## start
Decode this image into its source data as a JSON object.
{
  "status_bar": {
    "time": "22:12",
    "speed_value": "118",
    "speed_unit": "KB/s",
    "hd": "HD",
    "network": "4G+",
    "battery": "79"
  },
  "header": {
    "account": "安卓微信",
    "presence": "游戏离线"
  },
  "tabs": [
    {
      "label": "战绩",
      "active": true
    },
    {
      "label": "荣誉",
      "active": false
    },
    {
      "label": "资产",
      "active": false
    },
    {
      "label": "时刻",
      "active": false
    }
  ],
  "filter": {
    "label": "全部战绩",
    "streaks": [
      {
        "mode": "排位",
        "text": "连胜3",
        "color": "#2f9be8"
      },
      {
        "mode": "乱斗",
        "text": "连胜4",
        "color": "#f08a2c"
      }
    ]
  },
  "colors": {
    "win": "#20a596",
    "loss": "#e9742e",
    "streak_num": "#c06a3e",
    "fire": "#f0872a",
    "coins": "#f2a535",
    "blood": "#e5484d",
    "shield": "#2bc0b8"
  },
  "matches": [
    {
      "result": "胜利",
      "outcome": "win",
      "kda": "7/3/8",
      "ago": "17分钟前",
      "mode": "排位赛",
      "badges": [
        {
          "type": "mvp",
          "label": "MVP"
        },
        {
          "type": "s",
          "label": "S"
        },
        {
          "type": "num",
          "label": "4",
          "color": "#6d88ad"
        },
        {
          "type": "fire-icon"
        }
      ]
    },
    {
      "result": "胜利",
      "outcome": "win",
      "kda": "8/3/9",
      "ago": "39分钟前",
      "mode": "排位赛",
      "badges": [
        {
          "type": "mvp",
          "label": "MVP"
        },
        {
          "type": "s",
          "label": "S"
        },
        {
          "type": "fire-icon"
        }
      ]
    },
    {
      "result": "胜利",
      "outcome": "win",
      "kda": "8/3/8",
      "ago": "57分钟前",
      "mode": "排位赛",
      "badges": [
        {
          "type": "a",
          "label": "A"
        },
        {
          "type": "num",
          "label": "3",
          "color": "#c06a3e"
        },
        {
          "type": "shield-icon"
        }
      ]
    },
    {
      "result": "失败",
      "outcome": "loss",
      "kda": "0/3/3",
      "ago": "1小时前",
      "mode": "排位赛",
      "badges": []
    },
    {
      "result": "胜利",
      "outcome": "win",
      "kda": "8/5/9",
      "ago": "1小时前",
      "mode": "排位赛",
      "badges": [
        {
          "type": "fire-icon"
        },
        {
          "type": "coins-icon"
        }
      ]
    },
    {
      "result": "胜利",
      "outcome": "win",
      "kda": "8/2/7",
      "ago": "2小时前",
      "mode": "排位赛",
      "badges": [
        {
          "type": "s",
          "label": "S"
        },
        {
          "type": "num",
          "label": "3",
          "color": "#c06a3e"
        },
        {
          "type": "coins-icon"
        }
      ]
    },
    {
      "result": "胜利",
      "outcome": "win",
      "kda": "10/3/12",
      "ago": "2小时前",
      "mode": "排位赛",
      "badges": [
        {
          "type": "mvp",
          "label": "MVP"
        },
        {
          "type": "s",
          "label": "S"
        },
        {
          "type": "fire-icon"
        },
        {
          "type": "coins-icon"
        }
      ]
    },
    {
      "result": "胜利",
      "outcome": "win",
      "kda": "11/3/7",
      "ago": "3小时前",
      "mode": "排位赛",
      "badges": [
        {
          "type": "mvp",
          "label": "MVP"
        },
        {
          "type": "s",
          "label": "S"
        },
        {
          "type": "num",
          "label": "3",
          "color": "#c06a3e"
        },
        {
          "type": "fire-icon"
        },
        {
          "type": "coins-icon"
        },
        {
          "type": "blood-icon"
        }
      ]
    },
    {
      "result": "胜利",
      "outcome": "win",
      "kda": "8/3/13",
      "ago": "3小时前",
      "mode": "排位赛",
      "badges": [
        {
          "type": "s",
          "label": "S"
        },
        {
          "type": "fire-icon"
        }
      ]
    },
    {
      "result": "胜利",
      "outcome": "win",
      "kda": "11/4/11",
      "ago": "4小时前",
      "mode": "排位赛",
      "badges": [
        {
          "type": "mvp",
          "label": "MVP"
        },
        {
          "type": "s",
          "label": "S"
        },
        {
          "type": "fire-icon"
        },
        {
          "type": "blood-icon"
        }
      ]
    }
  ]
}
## end
Task details -
Each line above must be reproduced exactly as it stands.

Written response -
Decode this image into its source data as a JSON object.
{
  "status_bar": {
    "time": "22:12",
    "speed_value": "118",
    "speed_unit": "KB/s",
    "hd": "HD",
    "network": "4G+",
    "battery": "79"
  },
  "header": {
    "account": "安卓微信",
    "presence": "游戏离线"
  },
  "tabs": [
    {
      "label": "战绩",
      "active": true
    },
    {
      "label": "荣誉",
      "active": false
    },
    {
      "label": "资产",
      "active": false
    },
    {
      "label": "时刻",
      "active": false
    }
  ],
  "filter": {
    "label": "全部战绩",
    "streaks": [
      {
        "mode": "排位",
        "text": "连胜3",
        "color": "#2f9be8"
      },
      {
        "mode": "乱斗",
        "text": "连胜4",
        "color": "#f08a2c"
      }
    ]
  },
  "colors": {
    "win": "#20a596",
    "loss": "#e9742e",
    "streak_num": "#c06a3e",
    "fire": "#f0872a",
    "coins": "#f2a535",
    "blood": "#e5484d",
    "shield": "#2bc0b8"
  },
  "matches": [
    {
      "result": "胜利",
      "outcome": "win",
      "kda": "7/3/8",
      "ago": "17分钟前",
      "mode": "排位赛",
      "badges": [
        {
          "type": "mvp",
          "label": "MVP"
        },
        {
          "type": "s",
          "label": "S"
        },
        {
          "type": "num",
          "label": "4",
          "color": "#6d88ad"
        },
        {
          "type": "fire-icon"
        }
      ]
    },
    {
      "result": "胜利",
      "outcome": "win",
      "kda": "8/3/9",
      "ago": "39分钟前",
      "mode": "排位赛",
      "badges": [
        {
          "type": "mvp",
          "label": "MVP"
        },
        {
          "type": "s",
          "label": "S"
        },
        {
          "type": "fire-icon"
        }
      ]
    },
    {
      "result": "胜利",
      "outcome": "win",
      "kda": "8/3/8",
      "ago": "57分钟前",
      "mode": "排位赛",
      "badges": [
        {
          "type": "a",
          "label": "A"
        },
        {
          "type": "num",
          "label": "3",
          "color": "#c06a3e"
        },
        {
          "type": "shield-icon"
        }
      ]
    },
    {
      "result": "失败",
      "outcome": "loss",
      "kda": "0/3/3",
      "ago": "1小时前",
      "mode": "排位赛",
      "badges": []
    },
    {
      "result": "胜利",
      "outcome": "win",
      "kda": "8/5/9",
      "ago": "1小时前",
      "mode": "排位赛",
      "badges": [
        {
          "type": "fire-icon"
        },
        {
          "type": "coins-icon"
        }
      ]
    },
    {
      "result": "胜利",
      "outcome": "win",
      "kda": "8/2/7",
      "ago": "2小时前",
      "mode": "排位赛",
      "badges": [
        {
          "type": "s",
          "label": "S"
        },
        {
          "type": "num",
          "label": "3",
          "color": "#c06a3e"
        },
        {
          "type": "coins-icon"
        }
      ]
    },
    {
      "result": "胜利",
      "outcome": "win",
      "kda": "10/3/12",
      "ago": "2小时前",
      "mode": "排位赛",
      "badges": [
        {
          "type": "mvp",
          "label": "MVP"
        },
        {
          "type": "s",
          "label": "S"
        },
        {
          "type": "fire-icon"
        },
        {
          "type": "coins-icon"
        }
      ]
    },
    {
      "result": "胜利",
      "outcome": "win",
      "kda": "11/3/7",
      "ago": "3小时前",
      "mode": "排位赛",
      "badges": [
        {
          "type": "mvp",
          "label": "MVP"
        },
        {
          "type": "s",
          "label": "S"
        },
        {
          "type": "num",
          "label": "3",
          "color": "#c06a3e"
        },
        {
          "type": "fire-icon"
        },
        {
          "type": "coins-icon"
        },
        {
          "type": "blood-icon"
        }
      ]
    },
    {
      "result": "胜利",
      "outcome": "win",
      "kda": "8/3/13",
      "ago": "3小时前",
      "mode": "排位赛",
      "badges": [
        {
          "type": "s",
          "label": "S"
        },
        {
          "type": "fire-icon"
        }
      ]
    },
    {
      "result": "胜利",
      "outcome": "win",
      "kda": "11/4/11",
      "ago": "4小时前",
      "mode": "排位赛",
      "badges": [
        {
          "type": "mvp",
          "label": "MVP"
        },
        {
          "type": "s",
          "label": "S"
        },
        {
          "type": "fire-icon"
        },
        {
          "type": "blood-icon"
        }
      ]
    }
  ]
}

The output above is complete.